Task instructions: State how many lines hold the word "Wooden", with no other words.

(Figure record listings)
* BEGIN *
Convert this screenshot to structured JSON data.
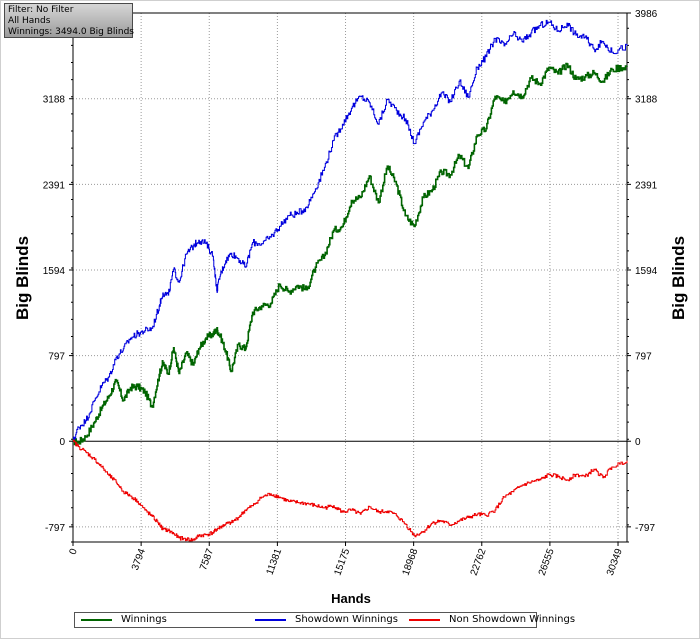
{
  "info": {
    "filter": "Filter: No Filter",
    "hands_scope": "All Hands",
    "winnings": "Winnings: 3494.0 Big Blinds"
  },
  "chart_data": {
    "type": "line",
    "xlabel": "Hands",
    "ylabel_left": "Big Blinds",
    "ylabel_right": "Big Blinds",
    "xlim": [
      0,
      30849
    ],
    "ylim": [
      -938,
      3986
    ],
    "x_ticks": [
      "0",
      "3794",
      "7587",
      "11381",
      "15175",
      "18968",
      "22762",
      "26555",
      "30349"
    ],
    "x_tick_values": [
      0,
      3794,
      7587,
      11381,
      15175,
      18968,
      22762,
      26555,
      30349
    ],
    "y_ticks": [
      "-797",
      "0",
      "797",
      "1594",
      "2391",
      "3188",
      "3986"
    ],
    "y_tick_values": [
      -797,
      0,
      797,
      1594,
      2391,
      3188,
      3986
    ],
    "grid": true,
    "legend_position": "bottom",
    "series": [
      {
        "name": "Winnings",
        "color": "#006400",
        "x": [
          0,
          300,
          700,
          1200,
          1600,
          2000,
          2400,
          2800,
          3200,
          3600,
          4000,
          4400,
          4800,
          5000,
          5300,
          5600,
          5900,
          6300,
          6700,
          7000,
          7400,
          7800,
          8000,
          8200,
          8500,
          8800,
          9200,
          9600,
          10000,
          10500,
          11000,
          11500,
          12000,
          12500,
          13000,
          13500,
          14000,
          14500,
          15000,
          15500,
          16000,
          16500,
          17000,
          17500,
          18000,
          18500,
          19000,
          19500,
          20000,
          20500,
          21000,
          21500,
          22000,
          22500,
          23000,
          23500,
          24000,
          24500,
          25000,
          25500,
          26000,
          26500,
          27000,
          27500,
          28000,
          28500,
          29000,
          29500,
          30000,
          30849
        ],
        "y": [
          0,
          -10,
          40,
          180,
          310,
          420,
          560,
          380,
          500,
          510,
          460,
          320,
          620,
          730,
          630,
          870,
          630,
          820,
          710,
          860,
          960,
          1000,
          1040,
          980,
          840,
          650,
          900,
          860,
          1200,
          1260,
          1280,
          1460,
          1390,
          1450,
          1410,
          1620,
          1730,
          1960,
          2000,
          2240,
          2270,
          2470,
          2220,
          2560,
          2390,
          2100,
          2000,
          2270,
          2340,
          2510,
          2480,
          2660,
          2540,
          2850,
          2910,
          3210,
          3150,
          3260,
          3210,
          3380,
          3330,
          3480,
          3420,
          3510,
          3370,
          3390,
          3430,
          3350,
          3460,
          3494
        ]
      },
      {
        "name": "Showdown Winnings",
        "color": "#0000dd",
        "x": [
          0,
          300,
          700,
          1200,
          1600,
          2000,
          2400,
          2800,
          3200,
          3600,
          4000,
          4400,
          4800,
          5000,
          5300,
          5600,
          5900,
          6300,
          6700,
          7000,
          7400,
          7800,
          8000,
          8200,
          8500,
          8800,
          9200,
          9600,
          10000,
          10500,
          11000,
          11500,
          12000,
          12500,
          13000,
          13500,
          14000,
          14500,
          15000,
          15500,
          16000,
          16500,
          17000,
          17500,
          18000,
          18500,
          19000,
          19500,
          20000,
          20500,
          21000,
          21500,
          22000,
          22500,
          23000,
          23500,
          24000,
          24500,
          25000,
          25500,
          26000,
          26500,
          27000,
          27500,
          28000,
          28500,
          29000,
          29500,
          30000,
          30849
        ],
        "y": [
          0,
          130,
          190,
          380,
          520,
          600,
          780,
          860,
          960,
          1000,
          1030,
          1050,
          1260,
          1380,
          1360,
          1600,
          1480,
          1740,
          1820,
          1870,
          1840,
          1720,
          1400,
          1550,
          1680,
          1750,
          1700,
          1620,
          1850,
          1840,
          1900,
          2000,
          2100,
          2120,
          2180,
          2350,
          2550,
          2800,
          2950,
          3100,
          3210,
          3150,
          2950,
          3180,
          3080,
          3000,
          2770,
          2970,
          3080,
          3240,
          3160,
          3350,
          3200,
          3480,
          3580,
          3750,
          3680,
          3790,
          3720,
          3800,
          3870,
          3900,
          3820,
          3890,
          3780,
          3760,
          3650,
          3720,
          3620,
          3680
        ]
      },
      {
        "name": "Non Showdown Winnings",
        "color": "#ee0000",
        "x": [
          0,
          300,
          700,
          1200,
          1600,
          2000,
          2400,
          2800,
          3200,
          3600,
          4000,
          4400,
          4800,
          5000,
          5300,
          5600,
          5900,
          6300,
          6700,
          7000,
          7400,
          7800,
          8000,
          8200,
          8500,
          8800,
          9200,
          9600,
          10000,
          10500,
          11000,
          11500,
          12000,
          12500,
          13000,
          13500,
          14000,
          14500,
          15000,
          15500,
          16000,
          16500,
          17000,
          17500,
          18000,
          18500,
          19000,
          19500,
          20000,
          20500,
          21000,
          21500,
          22000,
          22500,
          23000,
          23500,
          24000,
          24500,
          25000,
          25500,
          26000,
          26500,
          27000,
          27500,
          28000,
          28500,
          29000,
          29500,
          30000,
          30849
        ],
        "y": [
          0,
          -50,
          -100,
          -170,
          -240,
          -320,
          -380,
          -470,
          -510,
          -560,
          -640,
          -700,
          -770,
          -820,
          -830,
          -860,
          -900,
          -910,
          -920,
          -880,
          -870,
          -850,
          -820,
          -800,
          -770,
          -760,
          -710,
          -640,
          -600,
          -520,
          -490,
          -520,
          -560,
          -570,
          -580,
          -600,
          -620,
          -600,
          -660,
          -640,
          -680,
          -610,
          -660,
          -650,
          -690,
          -770,
          -880,
          -840,
          -760,
          -740,
          -780,
          -740,
          -710,
          -680,
          -690,
          -640,
          -520,
          -470,
          -410,
          -380,
          -360,
          -310,
          -330,
          -360,
          -310,
          -330,
          -260,
          -340,
          -240,
          -180
        ]
      }
    ]
  }
}
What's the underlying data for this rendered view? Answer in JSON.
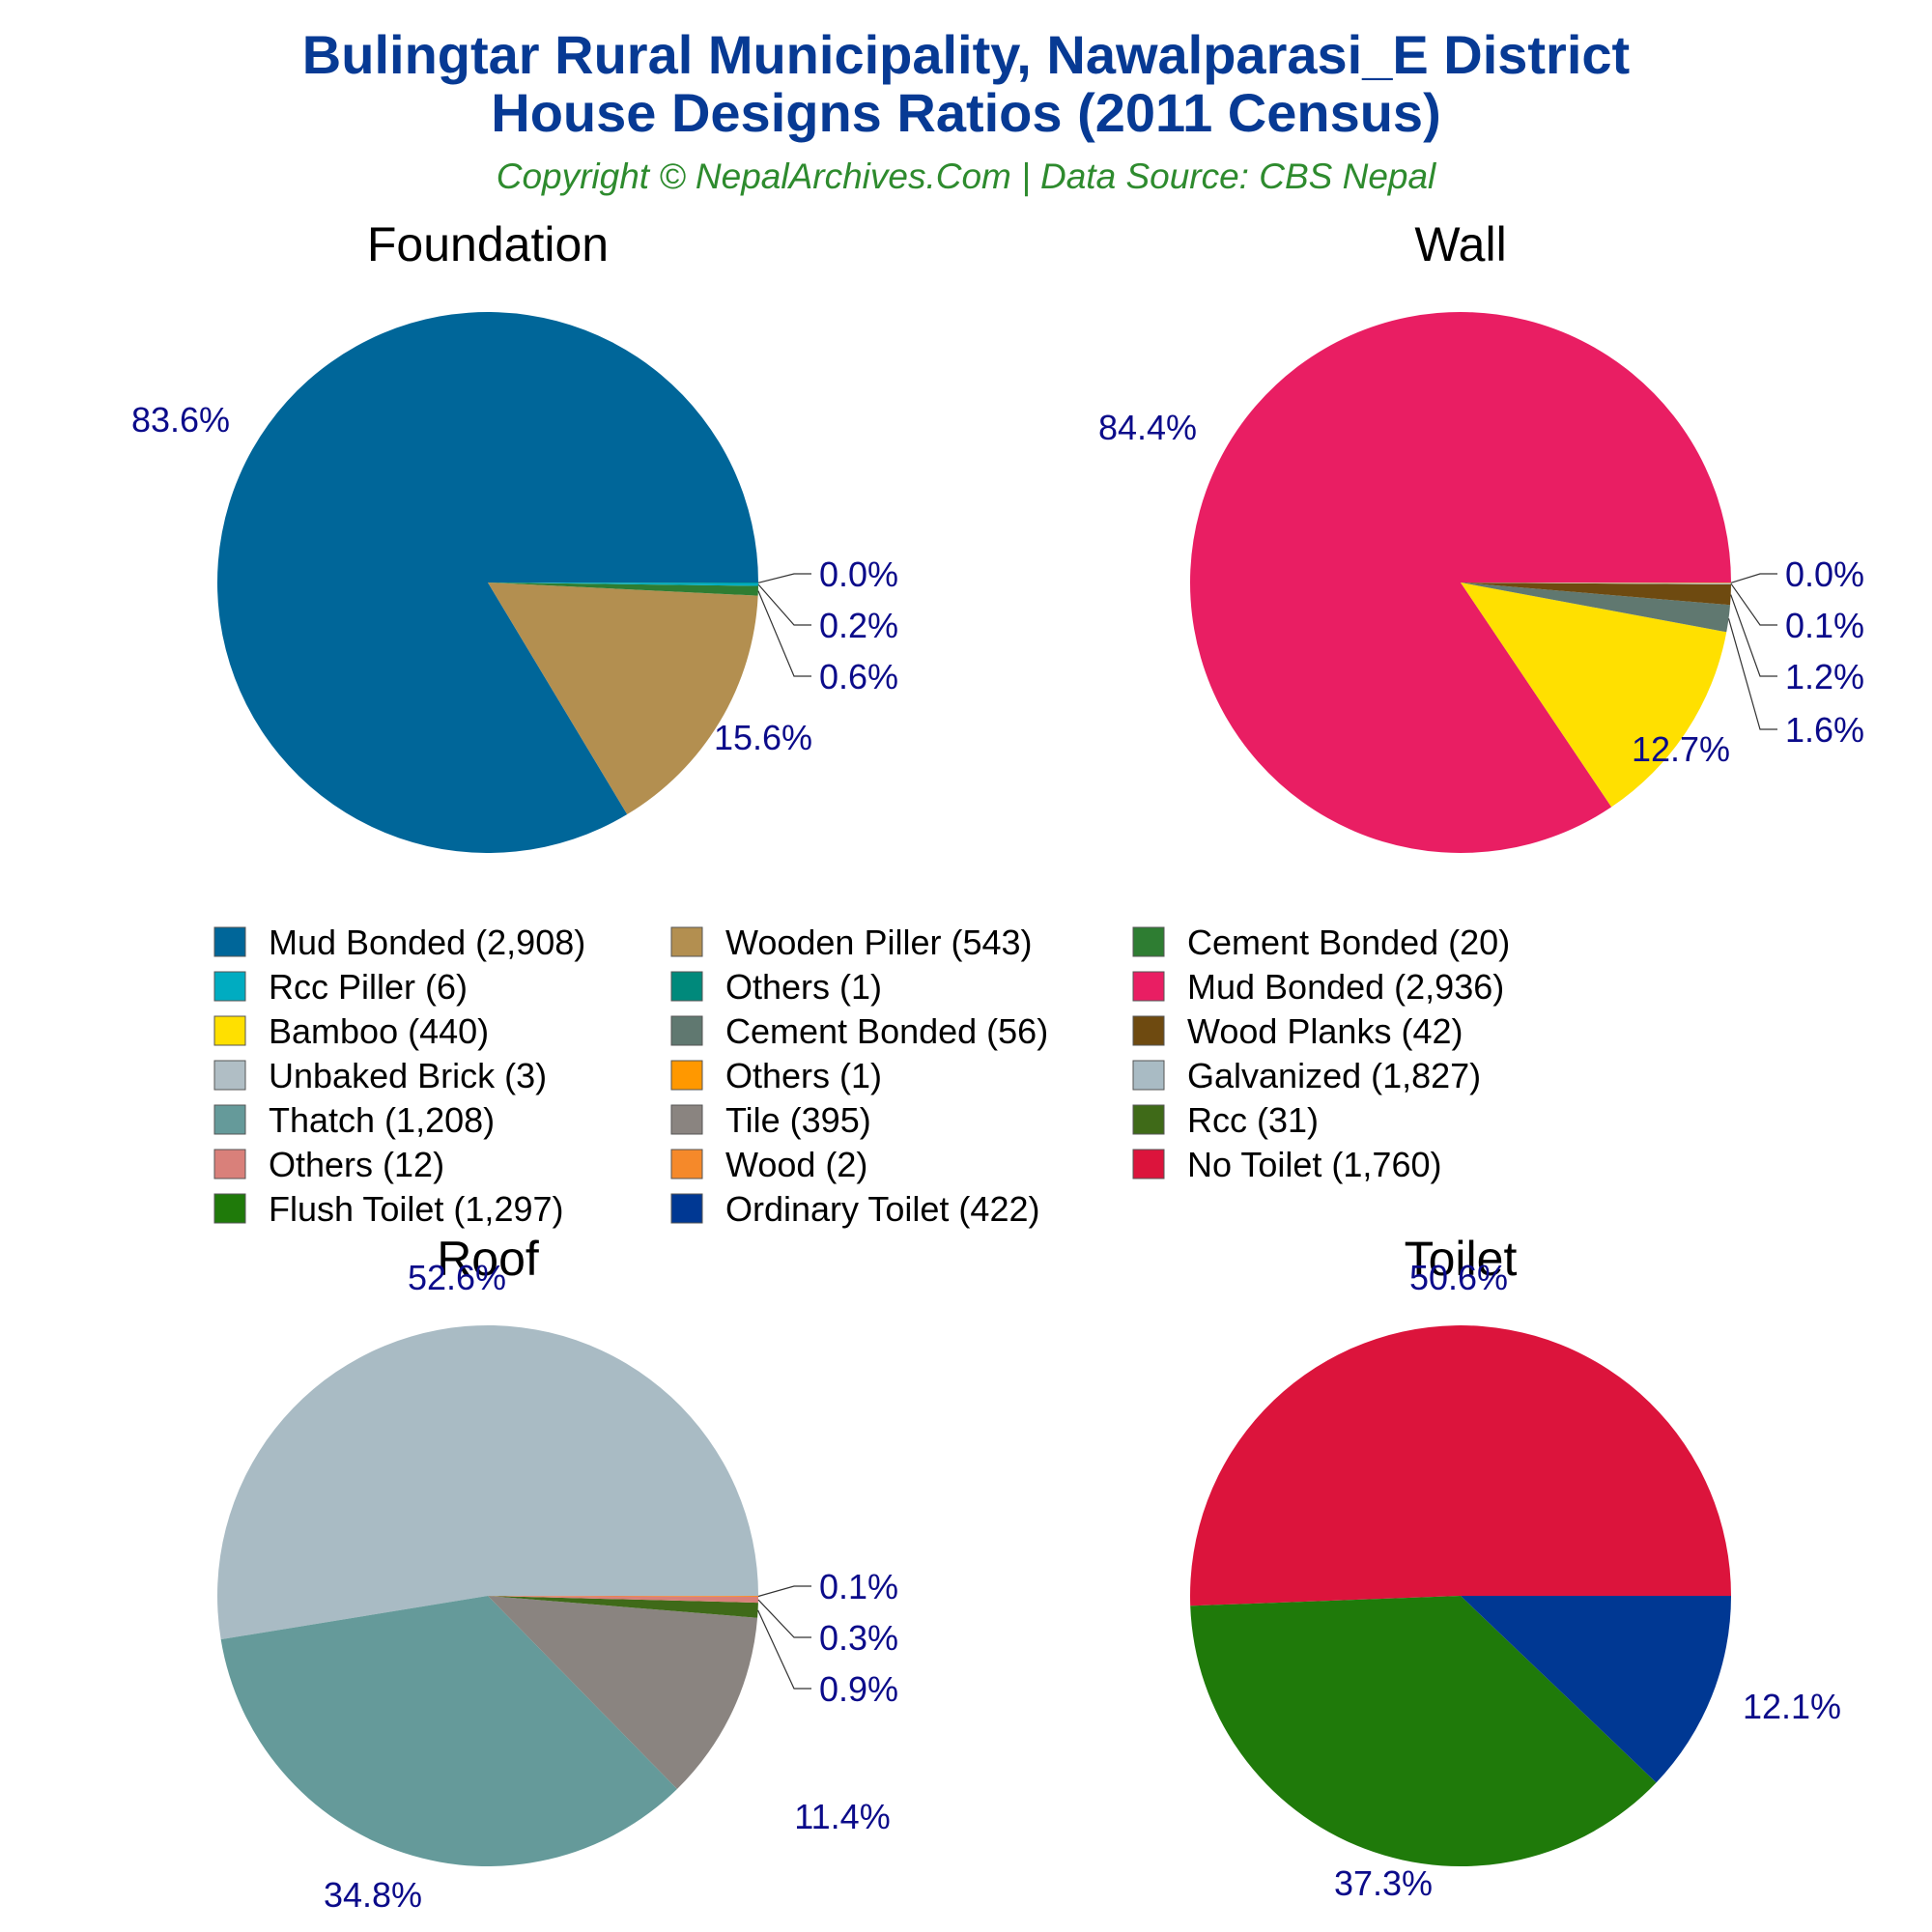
{
  "title_line1": "Bulingtar Rural Municipality, Nawalparasi_E District",
  "title_line2": "House Designs Ratios (2011 Census)",
  "subtitle": "Copyright © NepalArchives.Com | Data Source: CBS Nepal",
  "chart_data": [
    {
      "type": "pie",
      "title": "Foundation",
      "slices": [
        {
          "label": "Mud Bonded",
          "value": 2908,
          "pct": "83.6%",
          "color": "#006699"
        },
        {
          "label": "Wooden Piller",
          "value": 543,
          "pct": "15.6%",
          "color": "#b38f50"
        },
        {
          "label": "Cement Bonded",
          "value": 20,
          "pct": "0.6%",
          "color": "#2e7d32"
        },
        {
          "label": "Rcc Piller",
          "value": 6,
          "pct": "0.2%",
          "color": "#00acc1"
        },
        {
          "label": "Others",
          "value": 1,
          "pct": "0.0%",
          "color": "#00897b"
        }
      ]
    },
    {
      "type": "pie",
      "title": "Wall",
      "slices": [
        {
          "label": "Mud Bonded",
          "value": 2936,
          "pct": "84.4%",
          "color": "#e91e63"
        },
        {
          "label": "Bamboo",
          "value": 440,
          "pct": "12.7%",
          "color": "#ffe000"
        },
        {
          "label": "Cement Bonded",
          "value": 56,
          "pct": "1.6%",
          "color": "#607870"
        },
        {
          "label": "Wood Planks",
          "value": 42,
          "pct": "1.2%",
          "color": "#6e4a10"
        },
        {
          "label": "Unbaked Brick",
          "value": 3,
          "pct": "0.1%",
          "color": "#b0bec5"
        },
        {
          "label": "Others",
          "value": 1,
          "pct": "0.0%",
          "color": "#ff9800"
        }
      ]
    },
    {
      "type": "pie",
      "title": "Roof",
      "slices": [
        {
          "label": "Galvanized",
          "value": 1827,
          "pct": "52.6%",
          "color": "#a9bbc4"
        },
        {
          "label": "Thatch",
          "value": 1208,
          "pct": "34.8%",
          "color": "#659a9a"
        },
        {
          "label": "Tile",
          "value": 395,
          "pct": "11.4%",
          "color": "#8a8480"
        },
        {
          "label": "Rcc",
          "value": 31,
          "pct": "0.9%",
          "color": "#3f6a18"
        },
        {
          "label": "Others",
          "value": 12,
          "pct": "0.3%",
          "color": "#d9807a"
        },
        {
          "label": "Wood",
          "value": 2,
          "pct": "0.1%",
          "color": "#f5892a"
        }
      ]
    },
    {
      "type": "pie",
      "title": "Toilet",
      "slices": [
        {
          "label": "No Toilet",
          "value": 1760,
          "pct": "50.6%",
          "color": "#dc143c"
        },
        {
          "label": "Flush Toilet",
          "value": 1297,
          "pct": "37.3%",
          "color": "#1f7a0a"
        },
        {
          "label": "Ordinary Toilet",
          "value": 422,
          "pct": "12.1%",
          "color": "#003893"
        }
      ]
    }
  ],
  "legend": [
    {
      "text": "Mud Bonded (2,908)",
      "color": "#006699"
    },
    {
      "text": "Wooden Piller (543)",
      "color": "#b38f50"
    },
    {
      "text": "Cement Bonded (20)",
      "color": "#2e7d32"
    },
    {
      "text": "Rcc Piller (6)",
      "color": "#00acc1"
    },
    {
      "text": "Others (1)",
      "color": "#00897b"
    },
    {
      "text": "Mud Bonded (2,936)",
      "color": "#e91e63"
    },
    {
      "text": "Bamboo (440)",
      "color": "#ffe000"
    },
    {
      "text": "Cement Bonded (56)",
      "color": "#607870"
    },
    {
      "text": "Wood Planks (42)",
      "color": "#6e4a10"
    },
    {
      "text": "Unbaked Brick (3)",
      "color": "#b0bec5"
    },
    {
      "text": "Others (1)",
      "color": "#ff9800"
    },
    {
      "text": "Galvanized (1,827)",
      "color": "#a9bbc4"
    },
    {
      "text": "Thatch (1,208)",
      "color": "#659a9a"
    },
    {
      "text": "Tile (395)",
      "color": "#8a8480"
    },
    {
      "text": "Rcc (31)",
      "color": "#3f6a18"
    },
    {
      "text": "Others (12)",
      "color": "#d9807a"
    },
    {
      "text": "Wood (2)",
      "color": "#f5892a"
    },
    {
      "text": "No Toilet (1,760)",
      "color": "#dc143c"
    },
    {
      "text": "Flush Toilet (1,297)",
      "color": "#1f7a0a"
    },
    {
      "text": "Ordinary Toilet (422)",
      "color": "#003893"
    }
  ]
}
* END *
Solution below: 2